TASK DIRECTIONS: Go through the data below. List every line that holds the word "other".
— START OF INPUT ROWS —
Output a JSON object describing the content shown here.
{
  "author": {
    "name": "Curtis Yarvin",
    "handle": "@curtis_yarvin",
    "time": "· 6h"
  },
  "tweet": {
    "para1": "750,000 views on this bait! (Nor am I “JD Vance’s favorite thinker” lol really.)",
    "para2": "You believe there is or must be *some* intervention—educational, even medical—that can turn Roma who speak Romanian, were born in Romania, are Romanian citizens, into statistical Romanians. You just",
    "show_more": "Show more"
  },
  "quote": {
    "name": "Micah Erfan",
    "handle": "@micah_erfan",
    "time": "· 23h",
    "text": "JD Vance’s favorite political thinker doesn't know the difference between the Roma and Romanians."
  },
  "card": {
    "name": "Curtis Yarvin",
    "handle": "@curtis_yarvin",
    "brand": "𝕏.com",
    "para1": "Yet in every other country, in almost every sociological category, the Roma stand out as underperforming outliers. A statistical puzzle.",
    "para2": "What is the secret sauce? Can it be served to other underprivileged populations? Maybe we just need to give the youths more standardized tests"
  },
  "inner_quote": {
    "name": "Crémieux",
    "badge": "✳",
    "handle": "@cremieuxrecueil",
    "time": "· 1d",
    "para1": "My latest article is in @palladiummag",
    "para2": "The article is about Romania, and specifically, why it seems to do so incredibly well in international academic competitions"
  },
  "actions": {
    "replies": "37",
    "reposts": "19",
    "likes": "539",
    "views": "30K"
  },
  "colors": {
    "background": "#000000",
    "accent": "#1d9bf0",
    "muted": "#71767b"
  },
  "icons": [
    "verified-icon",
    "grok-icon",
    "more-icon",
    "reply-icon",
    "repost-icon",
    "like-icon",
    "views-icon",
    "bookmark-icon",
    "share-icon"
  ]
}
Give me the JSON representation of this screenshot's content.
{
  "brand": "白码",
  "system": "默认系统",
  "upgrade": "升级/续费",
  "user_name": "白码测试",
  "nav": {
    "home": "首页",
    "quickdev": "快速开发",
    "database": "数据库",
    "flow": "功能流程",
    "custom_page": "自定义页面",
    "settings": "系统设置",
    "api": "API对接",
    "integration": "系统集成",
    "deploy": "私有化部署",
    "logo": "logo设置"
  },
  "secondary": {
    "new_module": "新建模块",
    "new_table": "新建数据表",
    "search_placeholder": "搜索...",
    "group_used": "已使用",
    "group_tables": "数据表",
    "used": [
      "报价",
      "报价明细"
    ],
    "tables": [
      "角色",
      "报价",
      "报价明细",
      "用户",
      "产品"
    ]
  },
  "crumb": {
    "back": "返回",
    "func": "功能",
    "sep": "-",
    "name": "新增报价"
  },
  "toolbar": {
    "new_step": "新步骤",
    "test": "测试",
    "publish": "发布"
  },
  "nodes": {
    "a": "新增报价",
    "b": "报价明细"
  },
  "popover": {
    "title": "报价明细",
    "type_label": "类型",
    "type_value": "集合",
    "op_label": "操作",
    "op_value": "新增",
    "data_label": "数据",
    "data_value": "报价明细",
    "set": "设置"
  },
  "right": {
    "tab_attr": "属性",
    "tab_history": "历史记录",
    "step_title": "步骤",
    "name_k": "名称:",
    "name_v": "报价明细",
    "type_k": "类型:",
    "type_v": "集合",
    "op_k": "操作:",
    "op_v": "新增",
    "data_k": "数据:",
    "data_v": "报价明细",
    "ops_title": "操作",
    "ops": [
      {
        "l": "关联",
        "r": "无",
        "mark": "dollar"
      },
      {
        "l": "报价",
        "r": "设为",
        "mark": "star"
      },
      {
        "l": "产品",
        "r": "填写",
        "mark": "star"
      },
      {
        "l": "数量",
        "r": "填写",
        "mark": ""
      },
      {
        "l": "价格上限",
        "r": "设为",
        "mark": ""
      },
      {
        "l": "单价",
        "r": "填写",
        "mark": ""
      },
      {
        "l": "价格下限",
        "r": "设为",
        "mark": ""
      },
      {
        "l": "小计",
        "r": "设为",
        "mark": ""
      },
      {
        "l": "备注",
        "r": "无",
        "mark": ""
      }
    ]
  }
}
— END OF INPUT ROWS —
TASK RESULT:
    "para1": "Yet in every other country, in almost every sociological category, the Roma stand out as underperforming outliers. A statistical puzzle.",
    "para2": "What is the secret sauce? Can it be served to other underprivileged populations? Maybe we just need to give the youths more standardized tests"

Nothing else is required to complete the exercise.